● Instructions for the task
Copy the lines holding the word "noise", all of them.

※ ※ ※

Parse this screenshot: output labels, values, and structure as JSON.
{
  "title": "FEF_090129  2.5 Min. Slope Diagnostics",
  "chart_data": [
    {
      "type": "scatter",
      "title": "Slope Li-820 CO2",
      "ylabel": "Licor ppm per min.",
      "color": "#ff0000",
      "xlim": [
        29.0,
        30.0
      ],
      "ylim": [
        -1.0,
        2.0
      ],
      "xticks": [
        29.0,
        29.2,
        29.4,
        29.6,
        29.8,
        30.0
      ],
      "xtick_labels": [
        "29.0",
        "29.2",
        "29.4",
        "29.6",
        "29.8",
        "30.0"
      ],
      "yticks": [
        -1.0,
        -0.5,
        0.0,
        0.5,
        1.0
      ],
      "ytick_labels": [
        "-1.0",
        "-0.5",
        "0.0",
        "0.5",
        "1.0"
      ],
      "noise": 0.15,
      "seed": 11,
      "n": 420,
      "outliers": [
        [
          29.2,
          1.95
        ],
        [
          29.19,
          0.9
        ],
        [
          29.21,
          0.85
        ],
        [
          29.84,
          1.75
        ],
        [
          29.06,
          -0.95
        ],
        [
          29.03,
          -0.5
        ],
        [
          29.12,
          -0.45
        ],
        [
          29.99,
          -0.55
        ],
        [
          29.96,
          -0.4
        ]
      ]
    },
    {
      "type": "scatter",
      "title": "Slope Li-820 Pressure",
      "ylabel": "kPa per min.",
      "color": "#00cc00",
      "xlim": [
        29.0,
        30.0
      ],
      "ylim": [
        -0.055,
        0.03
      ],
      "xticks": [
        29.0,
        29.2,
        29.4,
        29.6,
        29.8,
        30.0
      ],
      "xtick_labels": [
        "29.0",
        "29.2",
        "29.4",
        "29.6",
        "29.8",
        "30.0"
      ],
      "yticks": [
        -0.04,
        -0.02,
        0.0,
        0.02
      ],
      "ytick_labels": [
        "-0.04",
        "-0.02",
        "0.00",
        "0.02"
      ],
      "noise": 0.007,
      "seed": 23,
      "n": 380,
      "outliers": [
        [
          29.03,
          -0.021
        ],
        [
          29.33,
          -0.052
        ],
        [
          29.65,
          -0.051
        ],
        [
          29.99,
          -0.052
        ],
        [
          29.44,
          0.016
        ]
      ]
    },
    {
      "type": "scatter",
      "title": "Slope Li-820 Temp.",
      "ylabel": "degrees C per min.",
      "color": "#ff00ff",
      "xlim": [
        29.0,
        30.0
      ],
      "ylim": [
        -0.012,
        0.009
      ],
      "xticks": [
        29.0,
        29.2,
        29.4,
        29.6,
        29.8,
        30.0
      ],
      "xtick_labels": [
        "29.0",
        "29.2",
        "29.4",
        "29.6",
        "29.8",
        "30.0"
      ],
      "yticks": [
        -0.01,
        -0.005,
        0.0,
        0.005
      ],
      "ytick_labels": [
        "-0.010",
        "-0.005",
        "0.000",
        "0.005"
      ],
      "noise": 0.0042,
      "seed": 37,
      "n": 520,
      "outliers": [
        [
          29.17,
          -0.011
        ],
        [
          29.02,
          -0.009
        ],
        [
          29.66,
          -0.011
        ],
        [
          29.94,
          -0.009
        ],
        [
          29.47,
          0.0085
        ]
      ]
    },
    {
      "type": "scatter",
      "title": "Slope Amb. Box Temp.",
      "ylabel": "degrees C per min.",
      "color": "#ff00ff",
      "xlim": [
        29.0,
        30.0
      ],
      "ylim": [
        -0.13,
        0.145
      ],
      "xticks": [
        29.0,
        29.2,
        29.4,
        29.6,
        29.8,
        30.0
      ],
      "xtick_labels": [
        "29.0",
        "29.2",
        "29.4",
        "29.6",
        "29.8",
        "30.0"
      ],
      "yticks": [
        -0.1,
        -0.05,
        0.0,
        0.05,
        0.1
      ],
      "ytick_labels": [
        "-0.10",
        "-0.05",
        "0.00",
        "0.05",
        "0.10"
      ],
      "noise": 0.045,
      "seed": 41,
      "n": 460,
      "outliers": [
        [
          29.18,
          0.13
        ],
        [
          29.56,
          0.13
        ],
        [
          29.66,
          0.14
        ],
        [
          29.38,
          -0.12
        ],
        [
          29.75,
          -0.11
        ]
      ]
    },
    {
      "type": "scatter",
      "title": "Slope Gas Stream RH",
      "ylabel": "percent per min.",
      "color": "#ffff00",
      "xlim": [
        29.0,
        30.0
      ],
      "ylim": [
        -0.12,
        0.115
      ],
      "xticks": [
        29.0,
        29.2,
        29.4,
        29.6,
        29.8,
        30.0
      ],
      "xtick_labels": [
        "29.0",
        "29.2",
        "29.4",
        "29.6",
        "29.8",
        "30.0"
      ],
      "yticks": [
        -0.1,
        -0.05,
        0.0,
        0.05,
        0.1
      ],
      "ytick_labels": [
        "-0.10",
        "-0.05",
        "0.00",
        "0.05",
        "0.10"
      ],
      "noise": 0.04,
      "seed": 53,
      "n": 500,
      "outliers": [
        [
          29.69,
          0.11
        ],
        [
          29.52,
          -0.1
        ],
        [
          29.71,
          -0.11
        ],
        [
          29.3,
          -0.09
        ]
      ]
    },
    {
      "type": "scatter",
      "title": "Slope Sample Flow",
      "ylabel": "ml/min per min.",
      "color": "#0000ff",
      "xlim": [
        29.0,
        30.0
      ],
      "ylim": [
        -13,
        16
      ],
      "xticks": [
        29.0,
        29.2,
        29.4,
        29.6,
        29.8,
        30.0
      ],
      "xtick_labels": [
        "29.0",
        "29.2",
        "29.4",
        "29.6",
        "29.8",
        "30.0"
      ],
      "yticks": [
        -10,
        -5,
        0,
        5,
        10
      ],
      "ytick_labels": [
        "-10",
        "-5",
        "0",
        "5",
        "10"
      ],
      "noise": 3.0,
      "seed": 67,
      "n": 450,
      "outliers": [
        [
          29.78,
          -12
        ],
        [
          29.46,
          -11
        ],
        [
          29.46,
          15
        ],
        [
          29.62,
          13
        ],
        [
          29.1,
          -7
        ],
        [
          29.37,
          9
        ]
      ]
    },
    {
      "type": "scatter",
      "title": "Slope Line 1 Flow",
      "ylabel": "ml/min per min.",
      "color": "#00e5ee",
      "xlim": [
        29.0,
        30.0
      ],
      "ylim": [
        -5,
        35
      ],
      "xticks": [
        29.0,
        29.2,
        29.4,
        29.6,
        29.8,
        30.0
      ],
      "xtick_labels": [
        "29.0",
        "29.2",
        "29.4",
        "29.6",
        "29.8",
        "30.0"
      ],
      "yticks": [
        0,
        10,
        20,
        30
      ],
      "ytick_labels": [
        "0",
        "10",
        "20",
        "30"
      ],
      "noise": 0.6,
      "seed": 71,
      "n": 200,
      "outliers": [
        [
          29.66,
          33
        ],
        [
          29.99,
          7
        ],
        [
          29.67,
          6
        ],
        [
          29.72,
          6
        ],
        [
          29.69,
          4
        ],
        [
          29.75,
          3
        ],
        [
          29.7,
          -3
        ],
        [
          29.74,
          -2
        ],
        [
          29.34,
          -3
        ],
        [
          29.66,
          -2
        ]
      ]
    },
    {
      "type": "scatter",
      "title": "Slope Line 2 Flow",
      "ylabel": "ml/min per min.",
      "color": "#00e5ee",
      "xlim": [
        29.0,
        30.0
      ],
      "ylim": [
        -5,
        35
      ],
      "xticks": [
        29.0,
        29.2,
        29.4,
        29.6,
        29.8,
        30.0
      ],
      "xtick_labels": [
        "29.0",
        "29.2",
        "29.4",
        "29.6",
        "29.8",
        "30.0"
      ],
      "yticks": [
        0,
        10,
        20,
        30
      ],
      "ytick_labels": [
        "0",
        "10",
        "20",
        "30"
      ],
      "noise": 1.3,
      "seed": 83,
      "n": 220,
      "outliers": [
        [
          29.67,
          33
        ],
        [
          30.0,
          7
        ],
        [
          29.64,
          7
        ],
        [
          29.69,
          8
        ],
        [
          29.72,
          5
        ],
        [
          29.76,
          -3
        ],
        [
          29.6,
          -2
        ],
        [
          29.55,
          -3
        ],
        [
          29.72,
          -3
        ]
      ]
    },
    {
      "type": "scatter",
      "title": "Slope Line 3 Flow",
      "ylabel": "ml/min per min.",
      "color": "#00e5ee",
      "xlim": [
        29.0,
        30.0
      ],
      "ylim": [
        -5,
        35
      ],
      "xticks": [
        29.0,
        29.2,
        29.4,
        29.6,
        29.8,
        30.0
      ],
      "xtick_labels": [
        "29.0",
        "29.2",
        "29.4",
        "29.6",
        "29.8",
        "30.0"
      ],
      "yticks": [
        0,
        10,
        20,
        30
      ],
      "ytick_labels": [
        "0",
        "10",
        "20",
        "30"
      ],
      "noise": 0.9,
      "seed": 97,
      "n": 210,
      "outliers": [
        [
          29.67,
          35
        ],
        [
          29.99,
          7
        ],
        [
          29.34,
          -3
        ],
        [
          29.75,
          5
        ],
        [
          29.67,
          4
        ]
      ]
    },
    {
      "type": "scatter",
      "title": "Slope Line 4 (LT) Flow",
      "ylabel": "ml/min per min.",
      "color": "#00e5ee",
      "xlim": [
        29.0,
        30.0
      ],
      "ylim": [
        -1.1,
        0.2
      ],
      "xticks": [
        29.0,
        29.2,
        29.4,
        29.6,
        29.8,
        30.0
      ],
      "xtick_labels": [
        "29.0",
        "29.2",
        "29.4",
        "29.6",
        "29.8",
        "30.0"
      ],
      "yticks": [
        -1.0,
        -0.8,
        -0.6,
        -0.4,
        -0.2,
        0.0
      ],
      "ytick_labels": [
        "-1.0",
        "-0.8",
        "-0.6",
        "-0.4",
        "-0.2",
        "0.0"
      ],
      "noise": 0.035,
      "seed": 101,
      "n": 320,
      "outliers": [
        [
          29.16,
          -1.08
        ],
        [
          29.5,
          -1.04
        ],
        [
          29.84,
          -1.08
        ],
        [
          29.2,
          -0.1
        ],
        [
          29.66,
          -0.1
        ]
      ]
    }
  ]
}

※ ※ ※

● Written response
      "noise": 0.15,
      "noise": 0.007,
      "noise": 0.0042,
      "noise": 0.045,
      "noise": 0.04,
      "noise": 3.0,
      "noise": 0.6,
      "noise": 1.3,
      "noise": 0.9,
      "noise": 0.035,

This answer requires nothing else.